● **ENTRIES SUPPLIED**
★ ★ ★
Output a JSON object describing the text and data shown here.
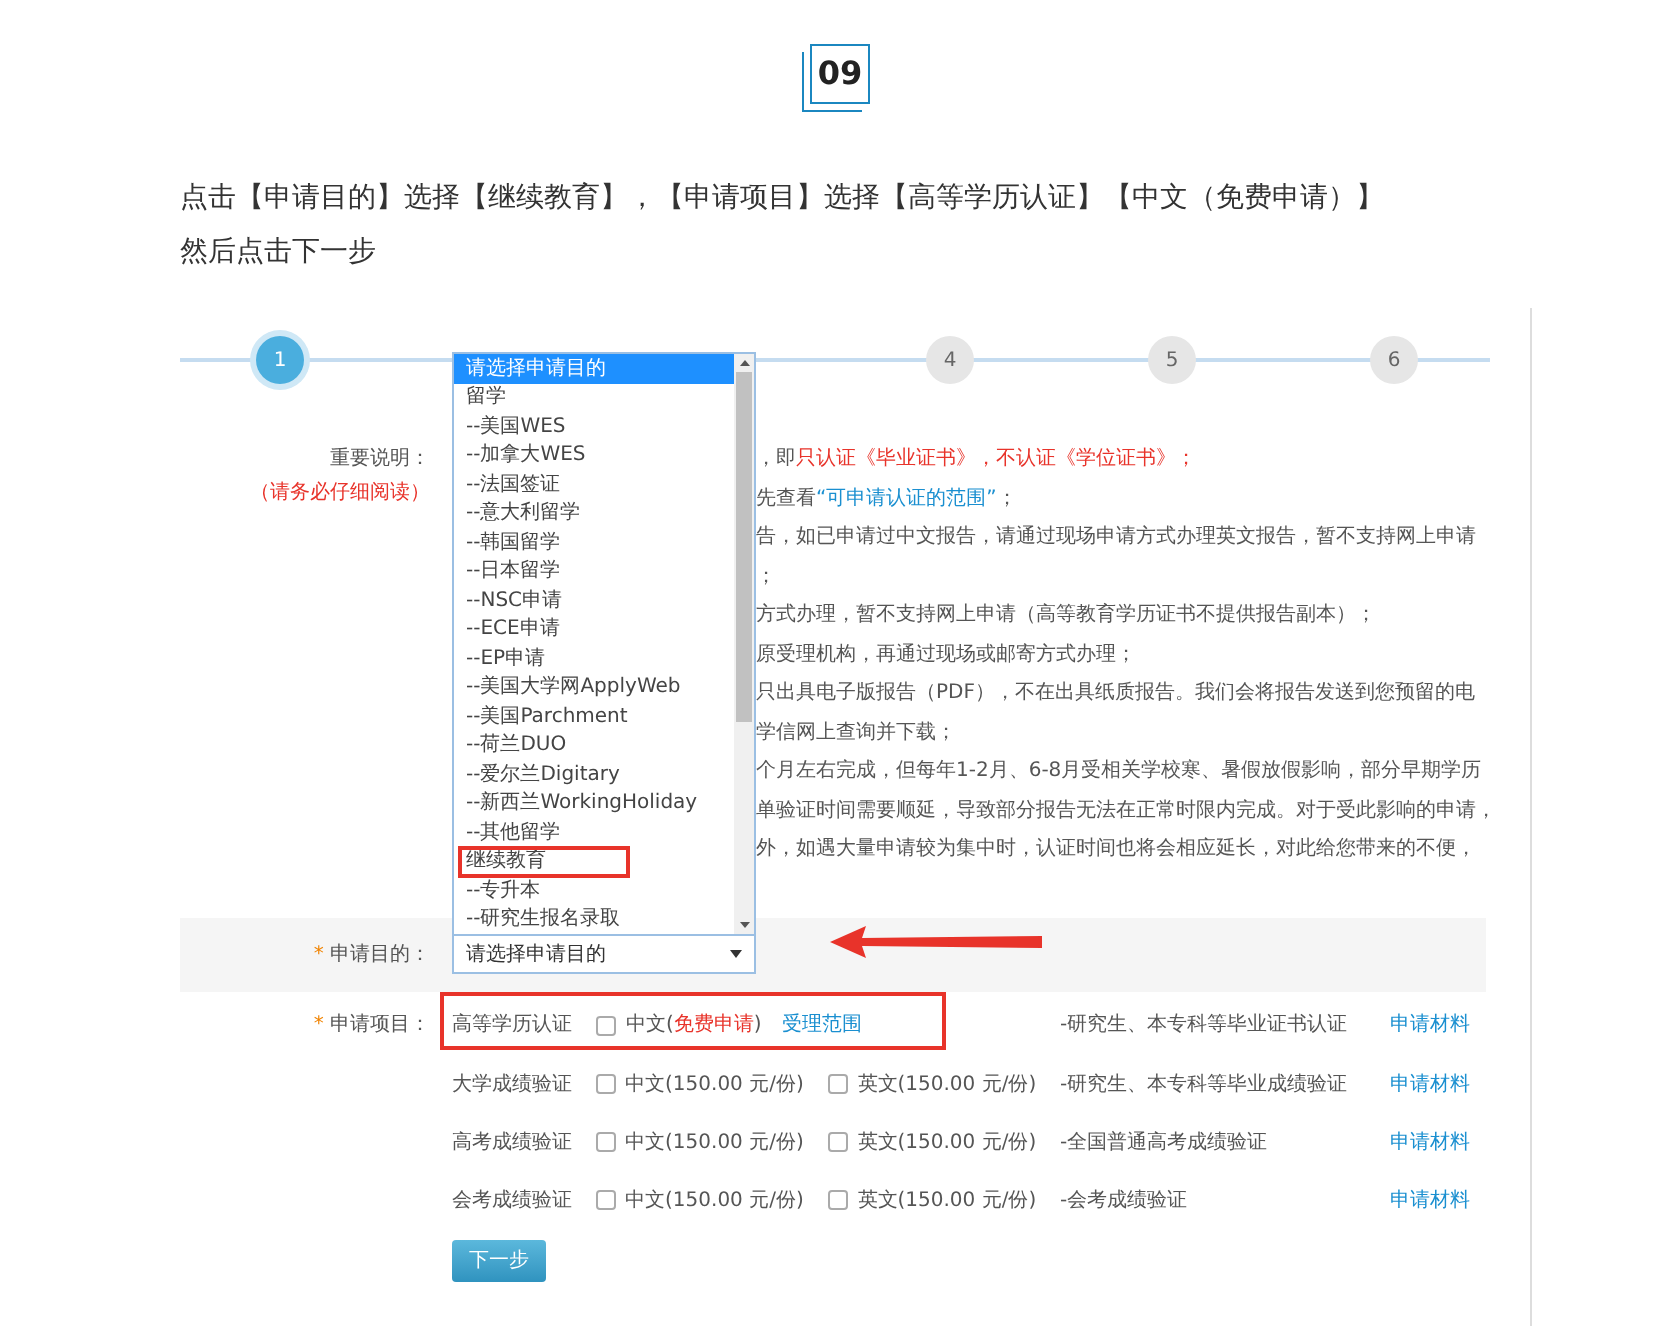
{
  "badge": "09",
  "instruction": [
    "点击【申请目的】选择【继续教育】，【申请项目】选择【高等学历认证】【中文（免费申请）】",
    "然后点击下一步"
  ],
  "steps": [
    {
      "label": "1",
      "selected": true
    },
    {
      "label": "4",
      "selected": false
    },
    {
      "label": "5",
      "selected": false
    },
    {
      "label": "6",
      "selected": false
    }
  ],
  "notice": {
    "label": "重要说明：",
    "hint": "（请务必仔细阅读）",
    "lines": [
      [
        {
          "text": "，即",
          "kind": "plain"
        },
        {
          "text": "只认证《毕业证书》，不认证《学位证书》；",
          "kind": "alert"
        }
      ],
      [
        {
          "text": "先查看",
          "kind": "plain"
        },
        {
          "text": "“可申请认证的范围”",
          "kind": "link"
        },
        {
          "text": "；",
          "kind": "plain"
        }
      ],
      [
        {
          "text": "告，如已申请过中文报告，请通过现场申请方式办理英文报告，暂不支持网上申请",
          "kind": "plain"
        }
      ],
      [
        {
          "text": "；",
          "kind": "plain"
        }
      ],
      [
        {
          "text": "方式办理，暂不支持网上申请（高等教育学历证书不提供报告副本）；",
          "kind": "plain"
        }
      ],
      [
        {
          "text": "原受理机构，再通过现场或邮寄方式办理；",
          "kind": "plain"
        }
      ],
      [
        {
          "text": "只出具电子版报告（PDF），不在出具纸质报告。我们会将报告发送到您预留的电",
          "kind": "plain"
        }
      ],
      [
        {
          "text": "学信网上查询并下载；",
          "kind": "plain"
        }
      ],
      [
        {
          "text": "个月左右完成，但每年1-2月、6-8月受相关学校寒、暑假放假影响，部分早期学历",
          "kind": "plain"
        }
      ],
      [
        {
          "text": "单验证时间需要顺延，导致部分报告无法在正常时限内完成。对于受此影响的申请，",
          "kind": "plain"
        }
      ],
      [
        {
          "text": "外，如遇大量申请较为集中时，认证时间也将会相应延长，对此给您带来的不便，",
          "kind": "plain"
        }
      ]
    ]
  },
  "purpose": {
    "label": "申请目的：",
    "required_mark": "*",
    "select": {
      "value": "请选择申请目的",
      "options": [
        {
          "text": "请选择申请目的",
          "selected": true,
          "annotated": false
        },
        {
          "text": "留学",
          "selected": false,
          "annotated": false
        },
        {
          "text": "--美国WES",
          "selected": false,
          "annotated": false
        },
        {
          "text": "--加拿大WES",
          "selected": false,
          "annotated": false
        },
        {
          "text": "--法国签证",
          "selected": false,
          "annotated": false
        },
        {
          "text": "--意大利留学",
          "selected": false,
          "annotated": false
        },
        {
          "text": "--韩国留学",
          "selected": false,
          "annotated": false
        },
        {
          "text": "--日本留学",
          "selected": false,
          "annotated": false
        },
        {
          "text": "--NSC申请",
          "selected": false,
          "annotated": false
        },
        {
          "text": "--ECE申请",
          "selected": false,
          "annotated": false
        },
        {
          "text": "--EP申请",
          "selected": false,
          "annotated": false
        },
        {
          "text": "--美国大学网ApplyWeb",
          "selected": false,
          "annotated": false
        },
        {
          "text": "--美国Parchment",
          "selected": false,
          "annotated": false
        },
        {
          "text": "--荷兰DUO",
          "selected": false,
          "annotated": false
        },
        {
          "text": "--爱尔兰Digitary",
          "selected": false,
          "annotated": false
        },
        {
          "text": "--新西兰WorkingHoliday",
          "selected": false,
          "annotated": false
        },
        {
          "text": "--其他留学",
          "selected": false,
          "annotated": false
        },
        {
          "text": "继续教育",
          "selected": false,
          "annotated": true
        },
        {
          "text": "--专升本",
          "selected": false,
          "annotated": false
        },
        {
          "text": "--研究生报名录取",
          "selected": false,
          "annotated": false
        }
      ]
    }
  },
  "projects": {
    "label": "申请项目：",
    "required_mark": "*",
    "rows": [
      {
        "name": "高等学历认证",
        "annotated": true,
        "options": [
          {
            "parts": [
              {
                "text": "中文(",
                "kind": "plain"
              },
              {
                "text": "免费申请",
                "kind": "alert"
              },
              {
                "text": ")",
                "kind": "plain"
              }
            ],
            "checked": false
          }
        ],
        "scope_link": "受理范围",
        "description": "-研究生、本专科等毕业证书认证",
        "materials_link": "申请材料"
      },
      {
        "name": "大学成绩验证",
        "annotated": false,
        "options": [
          {
            "parts": [
              {
                "text": "中文(150.00 元/份)",
                "kind": "plain"
              }
            ],
            "checked": false
          },
          {
            "parts": [
              {
                "text": "英文(150.00 元/份)",
                "kind": "plain"
              }
            ],
            "checked": false
          }
        ],
        "description": "-研究生、本专科等毕业成绩验证",
        "materials_link": "申请材料"
      },
      {
        "name": "高考成绩验证",
        "annotated": false,
        "options": [
          {
            "parts": [
              {
                "text": "中文(150.00 元/份)",
                "kind": "plain"
              }
            ],
            "checked": false
          },
          {
            "parts": [
              {
                "text": "英文(150.00 元/份)",
                "kind": "plain"
              }
            ],
            "checked": false
          }
        ],
        "description": "-全国普通高考成绩验证",
        "materials_link": "申请材料"
      },
      {
        "name": "会考成绩验证",
        "annotated": false,
        "options": [
          {
            "parts": [
              {
                "text": "中文(150.00 元/份)",
                "kind": "plain"
              }
            ],
            "checked": false
          },
          {
            "parts": [
              {
                "text": "英文(150.00 元/份)",
                "kind": "plain"
              }
            ],
            "checked": false
          }
        ],
        "description": "-会考成绩验证",
        "materials_link": "申请材料"
      }
    ]
  },
  "next_button": "下一步"
}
★ ★ ★
● **REQUIREMENTS**
Write the listing above out again exactly, dropping each image.

● **RESULT BELOW**
Output a JSON object describing the text and data shown here.
{
  "badge": "09",
  "instruction": [
    "点击【申请目的】选择【继续教育】，【申请项目】选择【高等学历认证】【中文（免费申请）】",
    "然后点击下一步"
  ],
  "steps": [
    {
      "label": "1",
      "selected": true
    },
    {
      "label": "4",
      "selected": false
    },
    {
      "label": "5",
      "selected": false
    },
    {
      "label": "6",
      "selected": false
    }
  ],
  "notice": {
    "label": "重要说明：",
    "hint": "（请务必仔细阅读）",
    "lines": [
      [
        {
          "text": "，即",
          "kind": "plain"
        },
        {
          "text": "只认证《毕业证书》，不认证《学位证书》；",
          "kind": "alert"
        }
      ],
      [
        {
          "text": "先查看",
          "kind": "plain"
        },
        {
          "text": "“可申请认证的范围”",
          "kind": "link"
        },
        {
          "text": "；",
          "kind": "plain"
        }
      ],
      [
        {
          "text": "告，如已申请过中文报告，请通过现场申请方式办理英文报告，暂不支持网上申请",
          "kind": "plain"
        }
      ],
      [
        {
          "text": "；",
          "kind": "plain"
        }
      ],
      [
        {
          "text": "方式办理，暂不支持网上申请（高等教育学历证书不提供报告副本）；",
          "kind": "plain"
        }
      ],
      [
        {
          "text": "原受理机构，再通过现场或邮寄方式办理；",
          "kind": "plain"
        }
      ],
      [
        {
          "text": "只出具电子版报告（PDF），不在出具纸质报告。我们会将报告发送到您预留的电",
          "kind": "plain"
        }
      ],
      [
        {
          "text": "学信网上查询并下载；",
          "kind": "plain"
        }
      ],
      [
        {
          "text": "个月左右完成，但每年1-2月、6-8月受相关学校寒、暑假放假影响，部分早期学历",
          "kind": "plain"
        }
      ],
      [
        {
          "text": "单验证时间需要顺延，导致部分报告无法在正常时限内完成。对于受此影响的申请，",
          "kind": "plain"
        }
      ],
      [
        {
          "text": "外，如遇大量申请较为集中时，认证时间也将会相应延长，对此给您带来的不便，",
          "kind": "plain"
        }
      ]
    ]
  },
  "purpose": {
    "label": "申请目的：",
    "required_mark": "*",
    "select": {
      "value": "请选择申请目的",
      "options": [
        {
          "text": "请选择申请目的",
          "selected": true,
          "annotated": false
        },
        {
          "text": "留学",
          "selected": false,
          "annotated": false
        },
        {
          "text": "--美国WES",
          "selected": false,
          "annotated": false
        },
        {
          "text": "--加拿大WES",
          "selected": false,
          "annotated": false
        },
        {
          "text": "--法国签证",
          "selected": false,
          "annotated": false
        },
        {
          "text": "--意大利留学",
          "selected": false,
          "annotated": false
        },
        {
          "text": "--韩国留学",
          "selected": false,
          "annotated": false
        },
        {
          "text": "--日本留学",
          "selected": false,
          "annotated": false
        },
        {
          "text": "--NSC申请",
          "selected": false,
          "annotated": false
        },
        {
          "text": "--ECE申请",
          "selected": false,
          "annotated": false
        },
        {
          "text": "--EP申请",
          "selected": false,
          "annotated": false
        },
        {
          "text": "--美国大学网ApplyWeb",
          "selected": false,
          "annotated": false
        },
        {
          "text": "--美国Parchment",
          "selected": false,
          "annotated": false
        },
        {
          "text": "--荷兰DUO",
          "selected": false,
          "annotated": false
        },
        {
          "text": "--爱尔兰Digitary",
          "selected": false,
          "annotated": false
        },
        {
          "text": "--新西兰WorkingHoliday",
          "selected": false,
          "annotated": false
        },
        {
          "text": "--其他留学",
          "selected": false,
          "annotated": false
        },
        {
          "text": "继续教育",
          "selected": false,
          "annotated": true
        },
        {
          "text": "--专升本",
          "selected": false,
          "annotated": false
        },
        {
          "text": "--研究生报名录取",
          "selected": false,
          "annotated": false
        }
      ]
    }
  },
  "projects": {
    "label": "申请项目：",
    "required_mark": "*",
    "rows": [
      {
        "name": "高等学历认证",
        "annotated": true,
        "options": [
          {
            "parts": [
              {
                "text": "中文(",
                "kind": "plain"
              },
              {
                "text": "免费申请",
                "kind": "alert"
              },
              {
                "text": ")",
                "kind": "plain"
              }
            ],
            "checked": false
          }
        ],
        "scope_link": "受理范围",
        "description": "-研究生、本专科等毕业证书认证",
        "materials_link": "申请材料"
      },
      {
        "name": "大学成绩验证",
        "annotated": false,
        "options": [
          {
            "parts": [
              {
                "text": "中文(150.00 元/份)",
                "kind": "plain"
              }
            ],
            "checked": false
          },
          {
            "parts": [
              {
                "text": "英文(150.00 元/份)",
                "kind": "plain"
              }
            ],
            "checked": false
          }
        ],
        "description": "-研究生、本专科等毕业成绩验证",
        "materials_link": "申请材料"
      },
      {
        "name": "高考成绩验证",
        "annotated": false,
        "options": [
          {
            "parts": [
              {
                "text": "中文(150.00 元/份)",
                "kind": "plain"
              }
            ],
            "checked": false
          },
          {
            "parts": [
              {
                "text": "英文(150.00 元/份)",
                "kind": "plain"
              }
            ],
            "checked": false
          }
        ],
        "description": "-全国普通高考成绩验证",
        "materials_link": "申请材料"
      },
      {
        "name": "会考成绩验证",
        "annotated": false,
        "options": [
          {
            "parts": [
              {
                "text": "中文(150.00 元/份)",
                "kind": "plain"
              }
            ],
            "checked": false
          },
          {
            "parts": [
              {
                "text": "英文(150.00 元/份)",
                "kind": "plain"
              }
            ],
            "checked": false
          }
        ],
        "description": "-会考成绩验证",
        "materials_link": "申请材料"
      }
    ]
  },
  "next_button": "下一步"
}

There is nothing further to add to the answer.